Restate the entries word for word, omitting nothing.

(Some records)
--

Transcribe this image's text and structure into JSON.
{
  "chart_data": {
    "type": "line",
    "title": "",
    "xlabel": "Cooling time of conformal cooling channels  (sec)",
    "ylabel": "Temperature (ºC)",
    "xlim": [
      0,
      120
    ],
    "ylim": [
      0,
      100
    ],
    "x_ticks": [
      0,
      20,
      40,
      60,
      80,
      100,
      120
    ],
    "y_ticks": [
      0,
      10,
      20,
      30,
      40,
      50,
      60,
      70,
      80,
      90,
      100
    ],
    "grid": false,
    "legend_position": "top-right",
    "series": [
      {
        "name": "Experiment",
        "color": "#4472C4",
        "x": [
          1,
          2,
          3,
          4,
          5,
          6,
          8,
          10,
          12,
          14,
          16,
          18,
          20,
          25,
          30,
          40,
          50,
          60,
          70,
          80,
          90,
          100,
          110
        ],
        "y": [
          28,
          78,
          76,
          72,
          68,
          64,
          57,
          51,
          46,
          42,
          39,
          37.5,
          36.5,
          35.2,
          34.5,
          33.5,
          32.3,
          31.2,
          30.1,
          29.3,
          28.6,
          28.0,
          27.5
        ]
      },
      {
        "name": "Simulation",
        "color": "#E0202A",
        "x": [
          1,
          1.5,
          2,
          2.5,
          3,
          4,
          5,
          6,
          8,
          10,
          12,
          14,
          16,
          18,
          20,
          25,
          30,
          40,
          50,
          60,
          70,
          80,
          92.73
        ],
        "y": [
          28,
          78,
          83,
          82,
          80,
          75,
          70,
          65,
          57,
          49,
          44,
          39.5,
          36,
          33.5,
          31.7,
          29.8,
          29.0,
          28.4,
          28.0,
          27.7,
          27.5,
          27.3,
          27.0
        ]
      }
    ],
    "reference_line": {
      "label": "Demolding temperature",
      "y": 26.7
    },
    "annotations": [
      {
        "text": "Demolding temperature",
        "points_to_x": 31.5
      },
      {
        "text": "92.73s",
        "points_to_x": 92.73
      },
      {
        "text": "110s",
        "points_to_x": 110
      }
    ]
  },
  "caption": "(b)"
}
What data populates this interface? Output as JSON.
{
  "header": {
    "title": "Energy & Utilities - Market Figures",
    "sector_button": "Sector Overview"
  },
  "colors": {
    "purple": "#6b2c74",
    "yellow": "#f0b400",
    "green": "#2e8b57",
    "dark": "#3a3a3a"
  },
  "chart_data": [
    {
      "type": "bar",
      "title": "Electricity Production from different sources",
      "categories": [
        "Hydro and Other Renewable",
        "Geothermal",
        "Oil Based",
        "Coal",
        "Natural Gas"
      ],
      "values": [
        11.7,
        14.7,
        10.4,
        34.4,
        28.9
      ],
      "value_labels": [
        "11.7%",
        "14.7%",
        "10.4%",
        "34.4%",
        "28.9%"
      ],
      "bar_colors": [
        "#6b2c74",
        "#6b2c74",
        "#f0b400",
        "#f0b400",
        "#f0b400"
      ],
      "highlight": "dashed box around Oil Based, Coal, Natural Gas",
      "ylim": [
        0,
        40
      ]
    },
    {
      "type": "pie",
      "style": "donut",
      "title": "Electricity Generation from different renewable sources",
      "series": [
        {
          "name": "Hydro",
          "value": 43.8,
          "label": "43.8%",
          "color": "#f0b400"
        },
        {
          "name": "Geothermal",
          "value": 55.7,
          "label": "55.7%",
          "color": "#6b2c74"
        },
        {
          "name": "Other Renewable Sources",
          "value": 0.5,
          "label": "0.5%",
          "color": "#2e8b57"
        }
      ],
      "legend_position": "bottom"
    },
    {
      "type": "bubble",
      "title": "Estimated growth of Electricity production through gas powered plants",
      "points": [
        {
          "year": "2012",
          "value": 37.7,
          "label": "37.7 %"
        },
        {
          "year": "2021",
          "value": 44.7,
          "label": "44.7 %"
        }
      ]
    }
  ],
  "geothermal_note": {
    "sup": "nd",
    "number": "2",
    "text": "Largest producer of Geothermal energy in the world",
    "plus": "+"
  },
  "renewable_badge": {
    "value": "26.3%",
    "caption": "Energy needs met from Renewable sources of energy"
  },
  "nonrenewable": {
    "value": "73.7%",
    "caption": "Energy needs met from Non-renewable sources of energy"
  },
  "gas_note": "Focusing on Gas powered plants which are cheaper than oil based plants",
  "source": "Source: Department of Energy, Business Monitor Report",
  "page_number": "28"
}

--

### Answer to the problem
Transcribe this image's text and structure into JSON.
{
  "chart_data": {
    "type": "line",
    "title": "",
    "xlabel": "Cooling time of conformal cooling channels  (sec)",
    "ylabel": "Temperature (ºC)",
    "xlim": [
      0,
      120
    ],
    "ylim": [
      0,
      100
    ],
    "x_ticks": [
      0,
      20,
      40,
      60,
      80,
      100,
      120
    ],
    "y_ticks": [
      0,
      10,
      20,
      30,
      40,
      50,
      60,
      70,
      80,
      90,
      100
    ],
    "grid": false,
    "legend_position": "top-right",
    "series": [
      {
        "name": "Experiment",
        "color": "#4472C4",
        "x": [
          1,
          2,
          3,
          4,
          5,
          6,
          8,
          10,
          12,
          14,
          16,
          18,
          20,
          25,
          30,
          40,
          50,
          60,
          70,
          80,
          90,
          100,
          110
        ],
        "y": [
          28,
          78,
          76,
          72,
          68,
          64,
          57,
          51,
          46,
          42,
          39,
          37.5,
          36.5,
          35.2,
          34.5,
          33.5,
          32.3,
          31.2,
          30.1,
          29.3,
          28.6,
          28.0,
          27.5
        ]
      },
      {
        "name": "Simulation",
        "color": "#E0202A",
        "x": [
          1,
          1.5,
          2,
          2.5,
          3,
          4,
          5,
          6,
          8,
          10,
          12,
          14,
          16,
          18,
          20,
          25,
          30,
          40,
          50,
          60,
          70,
          80,
          92.73
        ],
        "y": [
          28,
          78,
          83,
          82,
          80,
          75,
          70,
          65,
          57,
          49,
          44,
          39.5,
          36,
          33.5,
          31.7,
          29.8,
          29.0,
          28.4,
          28.0,
          27.7,
          27.5,
          27.3,
          27.0
        ]
      }
    ],
    "reference_line": {
      "label": "Demolding temperature",
      "y": 26.7
    },
    "annotations": [
      {
        "text": "Demolding temperature",
        "points_to_x": 31.5
      },
      {
        "text": "92.73s",
        "points_to_x": 92.73
      },
      {
        "text": "110s",
        "points_to_x": 110
      }
    ]
  },
  "caption": "(b)"
}
What data populates this interface? Output as JSON.
{
  "header": {
    "title": "Energy & Utilities - Market Figures",
    "sector_button": "Sector Overview"
  },
  "colors": {
    "purple": "#6b2c74",
    "yellow": "#f0b400",
    "green": "#2e8b57",
    "dark": "#3a3a3a"
  },
  "chart_data": [
    {
      "type": "bar",
      "title": "Electricity Production from different sources",
      "categories": [
        "Hydro and Other Renewable",
        "Geothermal",
        "Oil Based",
        "Coal",
        "Natural Gas"
      ],
      "values": [
        11.7,
        14.7,
        10.4,
        34.4,
        28.9
      ],
      "value_labels": [
        "11.7%",
        "14.7%",
        "10.4%",
        "34.4%",
        "28.9%"
      ],
      "bar_colors": [
        "#6b2c74",
        "#6b2c74",
        "#f0b400",
        "#f0b400",
        "#f0b400"
      ],
      "highlight": "dashed box around Oil Based, Coal, Natural Gas",
      "ylim": [
        0,
        40
      ]
    },
    {
      "type": "pie",
      "style": "donut",
      "title": "Electricity Generation from different renewable sources",
      "series": [
        {
          "name": "Hydro",
          "value": 43.8,
          "label": "43.8%",
          "color": "#f0b400"
        },
        {
          "name": "Geothermal",
          "value": 55.7,
          "label": "55.7%",
          "color": "#6b2c74"
        },
        {
          "name": "Other Renewable Sources",
          "value": 0.5,
          "label": "0.5%",
          "color": "#2e8b57"
        }
      ],
      "legend_position": "bottom"
    },
    {
      "type": "bubble",
      "title": "Estimated growth of Electricity production through gas powered plants",
      "points": [
        {
          "year": "2012",
          "value": 37.7,
          "label": "37.7 %"
        },
        {
          "year": "2021",
          "value": 44.7,
          "label": "44.7 %"
        }
      ]
    }
  ],
  "geothermal_note": {
    "sup": "nd",
    "number": "2",
    "text": "Largest producer of Geothermal energy in the world",
    "plus": "+"
  },
  "renewable_badge": {
    "value": "26.3%",
    "caption": "Energy needs met from Renewable sources of energy"
  },
  "nonrenewable": {
    "value": "73.7%",
    "caption": "Energy needs met from Non-renewable sources of energy"
  },
  "gas_note": "Focusing on Gas powered plants which are cheaper than oil based plants",
  "source": "Source: Department of Energy, Business Monitor Report",
  "page_number": "28"
}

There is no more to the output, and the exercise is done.